**REQUIRED TASKS:**
• a. In the medication diary, replace "Paxil" with "Zoloft" and give the passage again, beginning at the words "March, 2000 - I" and stopping after "really escape that.".
• b. Extend the medication diary with the next part, picking up after its final sentence.

July...went to the doctors...he wants to put me on Lithium. I don't want to take it, I will get fatter, and Curt thinks it will turn me into a zombie. So, I am not sure what I want to do about the meds. He said we could decrease my Prozac by another 20 mg, and then begin the Lithium in 3 weeks. He said that my recent episodes of mania and hypomania were awfully close together, and they are becoming more frequent. Right now, I am what I would call "in between". Some people might call it normal, but I don't know what normal is, hehe. So, I will wait and see, but really I do not want to go on the Lithium... or any mood stabilizer for that matter.
July 10th, 1999. Feeling like crap. I dunno, maybe I should try a mood stabilizer, but I am thinking of Neurontin. But I feel weird asking my doc to put me on something other than the drug he recommended. So, I am sure I will agonize over asking him about it til I see him at the end of the month. *sigh*
Started St John's Wort today. I am hoping it will work. I dunno if I can take it with Prozac... hmmmmmmm.... should find out huh?
March, 2000 - I had severe allergic reactions to St. John's Wort. PLEASE, PLEASE ALWAYS consult a physician before taking anything of the sort! It did not work for me, I broke out in a rash and got very ILL! I am currently on Paxil and Clonazepam. They are working quite well, although I have been in bed for a month, with the exception of the past 3 days. That is just something I go through every year at this time, and cannot really escape that.

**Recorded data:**
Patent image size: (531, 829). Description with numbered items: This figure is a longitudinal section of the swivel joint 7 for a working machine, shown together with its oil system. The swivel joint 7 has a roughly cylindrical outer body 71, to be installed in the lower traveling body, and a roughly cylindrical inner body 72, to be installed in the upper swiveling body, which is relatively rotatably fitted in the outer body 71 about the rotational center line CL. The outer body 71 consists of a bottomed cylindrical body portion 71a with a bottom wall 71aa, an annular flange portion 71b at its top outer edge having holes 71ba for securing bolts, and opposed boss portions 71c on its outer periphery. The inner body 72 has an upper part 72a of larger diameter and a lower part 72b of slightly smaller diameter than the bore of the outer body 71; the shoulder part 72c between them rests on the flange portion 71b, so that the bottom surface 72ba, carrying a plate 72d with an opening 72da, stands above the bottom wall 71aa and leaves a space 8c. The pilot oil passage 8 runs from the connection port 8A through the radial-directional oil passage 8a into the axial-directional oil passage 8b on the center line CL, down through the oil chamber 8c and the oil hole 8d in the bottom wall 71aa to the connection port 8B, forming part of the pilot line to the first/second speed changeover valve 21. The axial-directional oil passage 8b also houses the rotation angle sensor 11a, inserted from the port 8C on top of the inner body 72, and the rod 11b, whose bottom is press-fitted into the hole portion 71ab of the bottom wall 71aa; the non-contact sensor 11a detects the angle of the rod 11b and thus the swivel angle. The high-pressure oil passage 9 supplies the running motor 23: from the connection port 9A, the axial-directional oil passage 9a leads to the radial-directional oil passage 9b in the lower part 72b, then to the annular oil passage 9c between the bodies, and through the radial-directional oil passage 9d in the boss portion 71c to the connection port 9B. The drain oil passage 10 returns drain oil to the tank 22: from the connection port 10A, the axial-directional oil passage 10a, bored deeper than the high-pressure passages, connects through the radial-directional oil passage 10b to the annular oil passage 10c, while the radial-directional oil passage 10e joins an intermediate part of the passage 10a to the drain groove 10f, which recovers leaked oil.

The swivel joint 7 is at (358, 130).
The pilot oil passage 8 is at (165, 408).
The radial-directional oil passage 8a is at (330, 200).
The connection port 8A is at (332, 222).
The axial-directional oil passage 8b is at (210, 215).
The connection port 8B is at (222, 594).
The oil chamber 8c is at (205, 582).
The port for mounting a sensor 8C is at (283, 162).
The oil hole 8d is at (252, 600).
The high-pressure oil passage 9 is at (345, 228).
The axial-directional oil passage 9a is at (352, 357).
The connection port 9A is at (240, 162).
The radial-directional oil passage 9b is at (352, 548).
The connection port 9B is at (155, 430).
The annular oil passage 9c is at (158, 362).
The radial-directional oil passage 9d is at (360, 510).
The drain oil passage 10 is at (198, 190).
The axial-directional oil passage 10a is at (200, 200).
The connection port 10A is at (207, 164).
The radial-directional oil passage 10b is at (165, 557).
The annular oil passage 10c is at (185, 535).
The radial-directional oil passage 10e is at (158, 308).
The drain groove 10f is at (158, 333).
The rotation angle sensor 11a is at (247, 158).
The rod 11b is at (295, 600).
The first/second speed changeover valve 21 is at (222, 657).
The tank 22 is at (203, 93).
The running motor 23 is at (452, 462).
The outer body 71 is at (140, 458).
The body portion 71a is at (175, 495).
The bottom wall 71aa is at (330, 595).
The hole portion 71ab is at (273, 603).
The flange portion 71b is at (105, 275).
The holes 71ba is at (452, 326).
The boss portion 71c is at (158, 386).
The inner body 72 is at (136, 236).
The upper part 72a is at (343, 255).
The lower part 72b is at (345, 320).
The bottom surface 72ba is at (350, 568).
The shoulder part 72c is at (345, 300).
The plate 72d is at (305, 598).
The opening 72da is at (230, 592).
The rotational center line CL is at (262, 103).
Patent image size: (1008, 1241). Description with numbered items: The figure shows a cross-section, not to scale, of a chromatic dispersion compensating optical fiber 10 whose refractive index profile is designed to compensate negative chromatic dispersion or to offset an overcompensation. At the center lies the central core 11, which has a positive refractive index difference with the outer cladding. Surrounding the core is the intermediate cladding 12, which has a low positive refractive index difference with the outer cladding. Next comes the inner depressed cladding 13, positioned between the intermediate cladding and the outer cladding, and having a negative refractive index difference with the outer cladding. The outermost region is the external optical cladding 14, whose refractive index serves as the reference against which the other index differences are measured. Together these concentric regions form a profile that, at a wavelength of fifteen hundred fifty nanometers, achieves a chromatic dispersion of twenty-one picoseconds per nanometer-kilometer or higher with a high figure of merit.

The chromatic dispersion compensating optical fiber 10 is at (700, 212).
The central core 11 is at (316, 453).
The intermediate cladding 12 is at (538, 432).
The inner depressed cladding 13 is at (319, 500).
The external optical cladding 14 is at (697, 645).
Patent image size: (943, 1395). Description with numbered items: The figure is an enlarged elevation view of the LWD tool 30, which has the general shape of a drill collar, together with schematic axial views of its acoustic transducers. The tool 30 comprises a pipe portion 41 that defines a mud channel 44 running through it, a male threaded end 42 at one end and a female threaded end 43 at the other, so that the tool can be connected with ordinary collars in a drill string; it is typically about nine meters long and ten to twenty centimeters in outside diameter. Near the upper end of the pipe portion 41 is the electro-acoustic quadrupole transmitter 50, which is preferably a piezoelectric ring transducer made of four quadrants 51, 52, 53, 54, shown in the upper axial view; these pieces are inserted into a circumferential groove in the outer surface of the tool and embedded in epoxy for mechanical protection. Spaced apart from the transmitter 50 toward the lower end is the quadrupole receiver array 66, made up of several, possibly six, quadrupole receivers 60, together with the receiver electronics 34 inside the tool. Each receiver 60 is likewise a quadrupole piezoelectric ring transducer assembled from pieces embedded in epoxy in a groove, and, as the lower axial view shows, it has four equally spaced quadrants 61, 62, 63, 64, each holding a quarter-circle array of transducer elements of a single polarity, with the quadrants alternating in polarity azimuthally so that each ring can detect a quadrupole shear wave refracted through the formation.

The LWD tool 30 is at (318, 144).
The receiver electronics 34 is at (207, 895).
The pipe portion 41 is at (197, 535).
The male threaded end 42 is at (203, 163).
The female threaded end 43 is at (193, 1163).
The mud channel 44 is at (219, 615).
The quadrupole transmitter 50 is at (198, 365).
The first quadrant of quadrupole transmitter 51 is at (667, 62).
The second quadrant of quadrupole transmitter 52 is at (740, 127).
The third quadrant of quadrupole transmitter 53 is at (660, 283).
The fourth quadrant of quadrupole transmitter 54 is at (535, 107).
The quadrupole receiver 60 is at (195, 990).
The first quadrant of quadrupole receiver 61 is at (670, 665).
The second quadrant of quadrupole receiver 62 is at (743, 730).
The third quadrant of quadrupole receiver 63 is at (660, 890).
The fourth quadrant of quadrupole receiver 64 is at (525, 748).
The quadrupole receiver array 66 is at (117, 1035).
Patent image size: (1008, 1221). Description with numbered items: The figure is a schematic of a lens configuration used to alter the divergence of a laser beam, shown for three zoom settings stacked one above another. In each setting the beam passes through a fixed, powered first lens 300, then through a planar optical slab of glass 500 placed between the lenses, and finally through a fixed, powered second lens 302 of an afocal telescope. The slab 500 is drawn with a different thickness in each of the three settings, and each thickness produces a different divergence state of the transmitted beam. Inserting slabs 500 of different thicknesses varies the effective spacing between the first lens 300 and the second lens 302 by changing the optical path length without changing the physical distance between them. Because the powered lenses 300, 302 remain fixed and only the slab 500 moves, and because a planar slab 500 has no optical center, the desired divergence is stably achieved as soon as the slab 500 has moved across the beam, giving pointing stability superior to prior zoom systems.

**WRITTEN RESPONSES:**
• a.
March, 2000 - I had severe allergic reactions to St. John's Wort. PLEASE, PLEASE ALWAYS consult a physician before taking anything of the sort! It did not work for me, I broke out in a rash and got very ILL! I am currently on Zoloft and Clonazepam. They are working quite well, although I have been in bed for a month, with the exception of the past 3 days. That is just something I go through every year at this time, and cannot really escape that.

• b.
It is July of 2000, and I have been on Lithium for about 3 months now. It really isn't as bad as I thought it would be! For two weeks, recently, I was awake all day, feeling wonderful. Now I am tired and sad again, but I do have some problems right now, with neighbours telling lies, and making things difficult for all of us. The Lithium took weeks to work, and I did not really gain any weight, maybe 10 pounds or so. That was dissapointing, as I am already overweight, but I can live with that. Because of the problems I am having with the neighbours, I did self injure. I burned my hand (on the top) several times on the broiler in the oven. It was painful, and got infected. Curt was so angry with me, and I suppose it is time to confess to the doctor that I have this problem. I am getting closer to telling him every time I see him, and I hope I soon have the courage to do so.
September 2000 - I am back on Prozac, thank God. It is slowly beginning to work, and I no longer feel I am going to just curl up and let myself die. I know life will never come easy for me, but the right meds an sure make it easier! At least I don't feel like I am a zombie, and walking around with my eyes closed. I am sure my kids appreciate when I am more alert as well.
The Prozac is starting to work a little now, and it is October. The best thing is that I actually told my doctor that I self injure. I finally got it out in the open! So, he has referred me to a psychiatrist, and hopefully I will get an appointment soon. I feel as though I am going crazy, and I can't handle it anymore!
June, 2001 - I am now taking Wellbutrin along with the Prozac and Lithium. I suppose it is helping. I am currently depressed, but I have been worse, so I am trying not to complain. The self injury is getting bad again. I am cutting too deep and too often. It is as bad as it was when I was 16 years old.
Walkers In the Darkness - For people with mood disorders - A wonderful chatroom!
Mental Health.Com - A great page which explains all mental illness
Well, somehow, this page was entirely erased. (How frustrating).Until this page is organized, it may seem that I am switching from topic to topic, and wandering all over the place. That is because I am doing exactly that!